MATERIAL PROVIDED:
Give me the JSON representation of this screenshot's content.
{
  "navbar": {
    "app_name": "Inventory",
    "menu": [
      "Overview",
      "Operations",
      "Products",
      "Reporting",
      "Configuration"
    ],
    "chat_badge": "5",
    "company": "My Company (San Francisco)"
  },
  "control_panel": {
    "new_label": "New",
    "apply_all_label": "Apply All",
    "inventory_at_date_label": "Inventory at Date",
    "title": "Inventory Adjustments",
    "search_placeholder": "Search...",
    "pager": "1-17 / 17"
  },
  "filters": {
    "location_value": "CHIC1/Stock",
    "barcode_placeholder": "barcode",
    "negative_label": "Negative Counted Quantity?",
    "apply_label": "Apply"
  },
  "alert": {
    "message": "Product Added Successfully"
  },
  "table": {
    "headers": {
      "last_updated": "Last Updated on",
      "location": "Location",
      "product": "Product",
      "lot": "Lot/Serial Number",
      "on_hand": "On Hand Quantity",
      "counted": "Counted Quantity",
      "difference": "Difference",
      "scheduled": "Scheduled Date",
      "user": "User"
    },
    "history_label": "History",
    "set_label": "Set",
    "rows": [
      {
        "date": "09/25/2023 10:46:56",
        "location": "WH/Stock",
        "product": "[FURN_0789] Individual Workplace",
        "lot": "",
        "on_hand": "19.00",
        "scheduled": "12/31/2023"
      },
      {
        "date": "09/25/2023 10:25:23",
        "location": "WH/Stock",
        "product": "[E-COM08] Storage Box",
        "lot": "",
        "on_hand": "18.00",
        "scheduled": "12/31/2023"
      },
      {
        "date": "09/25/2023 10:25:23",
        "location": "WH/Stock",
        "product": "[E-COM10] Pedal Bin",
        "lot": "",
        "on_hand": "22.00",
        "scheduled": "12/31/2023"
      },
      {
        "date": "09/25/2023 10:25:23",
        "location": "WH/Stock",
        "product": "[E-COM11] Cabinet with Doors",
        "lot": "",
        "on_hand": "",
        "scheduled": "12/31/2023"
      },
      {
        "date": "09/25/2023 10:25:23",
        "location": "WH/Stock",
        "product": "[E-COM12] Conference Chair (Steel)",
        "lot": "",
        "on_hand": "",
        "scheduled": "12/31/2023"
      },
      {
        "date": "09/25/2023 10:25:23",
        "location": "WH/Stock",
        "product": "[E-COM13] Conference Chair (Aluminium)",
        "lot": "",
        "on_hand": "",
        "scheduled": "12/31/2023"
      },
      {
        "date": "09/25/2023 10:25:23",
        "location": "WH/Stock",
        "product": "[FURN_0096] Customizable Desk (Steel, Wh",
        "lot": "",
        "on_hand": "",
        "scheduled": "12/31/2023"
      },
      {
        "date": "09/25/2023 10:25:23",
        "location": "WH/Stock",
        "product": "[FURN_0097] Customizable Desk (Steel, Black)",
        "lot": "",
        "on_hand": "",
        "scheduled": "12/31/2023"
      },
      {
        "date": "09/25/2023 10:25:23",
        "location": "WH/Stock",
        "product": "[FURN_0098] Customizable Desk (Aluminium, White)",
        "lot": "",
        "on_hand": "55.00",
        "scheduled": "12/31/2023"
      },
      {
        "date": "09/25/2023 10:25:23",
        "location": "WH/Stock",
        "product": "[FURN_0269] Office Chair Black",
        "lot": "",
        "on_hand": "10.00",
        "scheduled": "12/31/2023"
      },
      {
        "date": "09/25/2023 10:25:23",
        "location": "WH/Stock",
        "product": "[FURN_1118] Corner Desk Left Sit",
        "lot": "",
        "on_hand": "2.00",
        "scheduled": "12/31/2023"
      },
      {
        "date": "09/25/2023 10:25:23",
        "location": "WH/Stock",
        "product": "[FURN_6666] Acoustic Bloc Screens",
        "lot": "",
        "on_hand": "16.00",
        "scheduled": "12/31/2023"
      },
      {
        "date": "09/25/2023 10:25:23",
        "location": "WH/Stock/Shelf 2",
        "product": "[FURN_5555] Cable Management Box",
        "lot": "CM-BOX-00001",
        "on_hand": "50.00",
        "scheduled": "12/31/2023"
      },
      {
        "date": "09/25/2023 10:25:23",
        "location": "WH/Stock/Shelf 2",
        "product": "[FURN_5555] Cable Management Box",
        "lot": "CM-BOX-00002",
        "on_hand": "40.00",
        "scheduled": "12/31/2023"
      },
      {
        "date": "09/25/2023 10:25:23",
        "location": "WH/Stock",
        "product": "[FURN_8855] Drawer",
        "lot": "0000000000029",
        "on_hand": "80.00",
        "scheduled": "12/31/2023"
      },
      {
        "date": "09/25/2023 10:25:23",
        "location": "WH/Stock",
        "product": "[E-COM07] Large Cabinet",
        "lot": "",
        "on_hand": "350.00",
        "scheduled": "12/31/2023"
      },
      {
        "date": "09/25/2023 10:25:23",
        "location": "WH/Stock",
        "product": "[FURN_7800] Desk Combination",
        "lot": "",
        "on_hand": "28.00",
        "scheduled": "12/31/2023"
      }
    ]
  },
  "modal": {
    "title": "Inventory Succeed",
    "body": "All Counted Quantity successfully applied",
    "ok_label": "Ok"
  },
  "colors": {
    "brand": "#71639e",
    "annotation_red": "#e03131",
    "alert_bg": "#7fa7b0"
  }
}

YOUR GOAL:
Set down all of the records shown above once more, exactly.

EXERCISE SOLUTION:
Give me the JSON representation of this screenshot's content.
{
  "navbar": {
    "app_name": "Inventory",
    "menu": [
      "Overview",
      "Operations",
      "Products",
      "Reporting",
      "Configuration"
    ],
    "chat_badge": "5",
    "company": "My Company (San Francisco)"
  },
  "control_panel": {
    "new_label": "New",
    "apply_all_label": "Apply All",
    "inventory_at_date_label": "Inventory at Date",
    "title": "Inventory Adjustments",
    "search_placeholder": "Search...",
    "pager": "1-17 / 17"
  },
  "filters": {
    "location_value": "CHIC1/Stock",
    "barcode_placeholder": "barcode",
    "negative_label": "Negative Counted Quantity?",
    "apply_label": "Apply"
  },
  "alert": {
    "message": "Product Added Successfully"
  },
  "table": {
    "headers": {
      "last_updated": "Last Updated on",
      "location": "Location",
      "product": "Product",
      "lot": "Lot/Serial Number",
      "on_hand": "On Hand Quantity",
      "counted": "Counted Quantity",
      "difference": "Difference",
      "scheduled": "Scheduled Date",
      "user": "User"
    },
    "history_label": "History",
    "set_label": "Set",
    "rows": [
      {
        "date": "09/25/2023 10:46:56",
        "location": "WH/Stock",
        "product": "[FURN_0789] Individual Workplace",
        "lot": "",
        "on_hand": "19.00",
        "scheduled": "12/31/2023"
      },
      {
        "date": "09/25/2023 10:25:23",
        "location": "WH/Stock",
        "product": "[E-COM08] Storage Box",
        "lot": "",
        "on_hand": "18.00",
        "scheduled": "12/31/2023"
      },
      {
        "date": "09/25/2023 10:25:23",
        "location": "WH/Stock",
        "product": "[E-COM10] Pedal Bin",
        "lot": "",
        "on_hand": "22.00",
        "scheduled": "12/31/2023"
      },
      {
        "date": "09/25/2023 10:25:23",
        "location": "WH/Stock",
        "product": "[E-COM11] Cabinet with Doors",
        "lot": "",
        "on_hand": "",
        "scheduled": "12/31/2023"
      },
      {
        "date": "09/25/2023 10:25:23",
        "location": "WH/Stock",
        "product": "[E-COM12] Conference Chair (Steel)",
        "lot": "",
        "on_hand": "",
        "scheduled": "12/31/2023"
      },
      {
        "date": "09/25/2023 10:25:23",
        "location": "WH/Stock",
        "product": "[E-COM13] Conference Chair (Aluminium)",
        "lot": "",
        "on_hand": "",
        "scheduled": "12/31/2023"
      },
      {
        "date": "09/25/2023 10:25:23",
        "location": "WH/Stock",
        "product": "[FURN_0096] Customizable Desk (Steel, Wh",
        "lot": "",
        "on_hand": "",
        "scheduled": "12/31/2023"
      },
      {
        "date": "09/25/2023 10:25:23",
        "location": "WH/Stock",
        "product": "[FURN_0097] Customizable Desk (Steel, Black)",
        "lot": "",
        "on_hand": "",
        "scheduled": "12/31/2023"
      },
      {
        "date": "09/25/2023 10:25:23",
        "location": "WH/Stock",
        "product": "[FURN_0098] Customizable Desk (Aluminium, White)",
        "lot": "",
        "on_hand": "55.00",
        "scheduled": "12/31/2023"
      },
      {
        "date": "09/25/2023 10:25:23",
        "location": "WH/Stock",
        "product": "[FURN_0269] Office Chair Black",
        "lot": "",
        "on_hand": "10.00",
        "scheduled": "12/31/2023"
      },
      {
        "date": "09/25/2023 10:25:23",
        "location": "WH/Stock",
        "product": "[FURN_1118] Corner Desk Left Sit",
        "lot": "",
        "on_hand": "2.00",
        "scheduled": "12/31/2023"
      },
      {
        "date": "09/25/2023 10:25:23",
        "location": "WH/Stock",
        "product": "[FURN_6666] Acoustic Bloc Screens",
        "lot": "",
        "on_hand": "16.00",
        "scheduled": "12/31/2023"
      },
      {
        "date": "09/25/2023 10:25:23",
        "location": "WH/Stock/Shelf 2",
        "product": "[FURN_5555] Cable Management Box",
        "lot": "CM-BOX-00001",
        "on_hand": "50.00",
        "scheduled": "12/31/2023"
      },
      {
        "date": "09/25/2023 10:25:23",
        "location": "WH/Stock/Shelf 2",
        "product": "[FURN_5555] Cable Management Box",
        "lot": "CM-BOX-00002",
        "on_hand": "40.00",
        "scheduled": "12/31/2023"
      },
      {
        "date": "09/25/2023 10:25:23",
        "location": "WH/Stock",
        "product": "[FURN_8855] Drawer",
        "lot": "0000000000029",
        "on_hand": "80.00",
        "scheduled": "12/31/2023"
      },
      {
        "date": "09/25/2023 10:25:23",
        "location": "WH/Stock",
        "product": "[E-COM07] Large Cabinet",
        "lot": "",
        "on_hand": "350.00",
        "scheduled": "12/31/2023"
      },
      {
        "date": "09/25/2023 10:25:23",
        "location": "WH/Stock",
        "product": "[FURN_7800] Desk Combination",
        "lot": "",
        "on_hand": "28.00",
        "scheduled": "12/31/2023"
      }
    ]
  },
  "modal": {
    "title": "Inventory Succeed",
    "body": "All Counted Quantity successfully applied",
    "ok_label": "Ok"
  },
  "colors": {
    "brand": "#71639e",
    "annotation_red": "#e03131",
    "alert_bg": "#7fa7b0"
  }
}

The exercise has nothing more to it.